#### YOUR TASK
Make an exact copy of each entry, leaving out every picture.

#### INFORMATION GIVEN
══════════

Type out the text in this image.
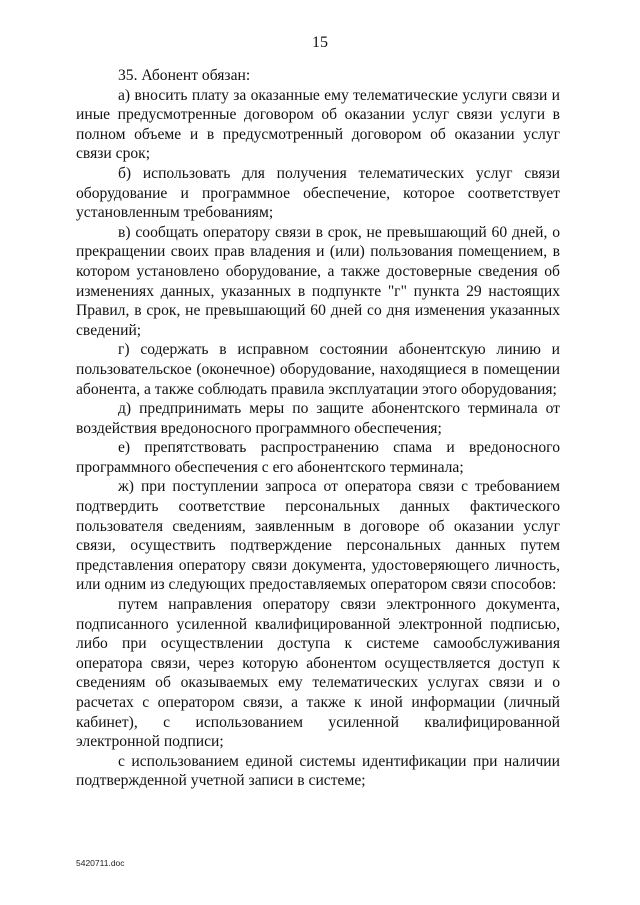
15

35. Абонент обязан:

а) вносить плату за оказанные ему телематические услуги связи и иные предусмотренные договором об оказании услуг связи услуги в полном объеме и в предусмотренный договором об оказании услуг связи срок;

б) использовать для получения телематических услуг связи оборудование и программное обеспечение, которое соответствует установленным требованиям;

в) сообщать оператору связи в срок, не превышающий 60 дней, о прекращении своих прав владения и (или) пользования помещением, в котором установлено оборудование, а также достоверные сведения об изменениях данных, указанных в подпункте "г" пункта 29 настоящих Правил, в срок, не превышающий 60 дней со дня изменения указанных сведений;

г) содержать в исправном состоянии абонентскую линию и пользовательское (оконечное) оборудование, находящиеся в помещении абонента, а также соблюдать правила эксплуатации этого оборудования;

д) предпринимать меры по защите абонентского терминала от воздействия вредоносного программного обеспечения;

е) препятствовать распространению спама и вредоносного программного обеспечения с его абонентского терминала;

ж) при поступлении запроса от оператора связи с требованием подтвердить соответствие персональных данных фактического пользователя сведениям, заявленным в договоре об оказании услуг связи, осуществить подтверждение персональных данных путем представления оператору связи документа, удостоверяющего личность, или одним из следующих предоставляемых оператором связи способов:

путем направления оператору связи электронного документа, подписанного усиленной квалифицированной электронной подписью, либо при осуществлении доступа к системе самообслуживания оператора связи, через которую абонентом осуществляется доступ к сведениям об оказываемых ему телематических услугах связи и о расчетах с оператором связи, а также к иной информации (личный кабинет), с использованием усиленной квалифицированной электронной подписи;

с использованием единой системы идентификации при наличии подтвержденной учетной записи в системе;

5420711.doc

══════════

#### FINISHED TASK
Type out the text in this image.
15

35. Абонент обязан:

а) вносить плату за оказанные ему телематические услуги связи и иные предусмотренные договором об оказании услуг связи услуги в полном объеме и в предусмотренный договором об оказании услуг связи срок;

б) использовать для получения телематических услуг связи оборудование и программное обеспечение, которое соответствует установленным требованиям;

в) сообщать оператору связи в срок, не превышающий 60 дней, о прекращении своих прав владения и (или) пользования помещением, в котором установлено оборудование, а также достоверные сведения об изменениях данных, указанных в подпункте "г" пункта 29 настоящих Правил, в срок, не превышающий 60 дней со дня изменения указанных сведений;

г) содержать в исправном состоянии абонентскую линию и пользовательское (оконечное) оборудование, находящиеся в помещении абонента, а также соблюдать правила эксплуатации этого оборудования;

д) предпринимать меры по защите абонентского терминала от воздействия вредоносного программного обеспечения;

е) препятствовать распространению спама и вредоносного программного обеспечения с его абонентского терминала;

ж) при поступлении запроса от оператора связи с требованием подтвердить соответствие персональных данных фактического пользователя сведениям, заявленным в договоре об оказании услуг связи, осуществить подтверждение персональных данных путем представления оператору связи документа, удостоверяющего личность, или одним из следующих предоставляемых оператором связи способов:

путем направления оператору связи электронного документа, подписанного усиленной квалифицированной электронной подписью, либо при осуществлении доступа к системе самообслуживания оператора связи, через которую абонентом осуществляется доступ к сведениям об оказываемых ему телематических услугах связи и о расчетах с оператором связи, а также к иной информации (личный кабинет), с использованием усиленной квалифицированной электронной подписи;

с использованием единой системы идентификации при наличии подтвержденной учетной записи в системе;

5420711.doc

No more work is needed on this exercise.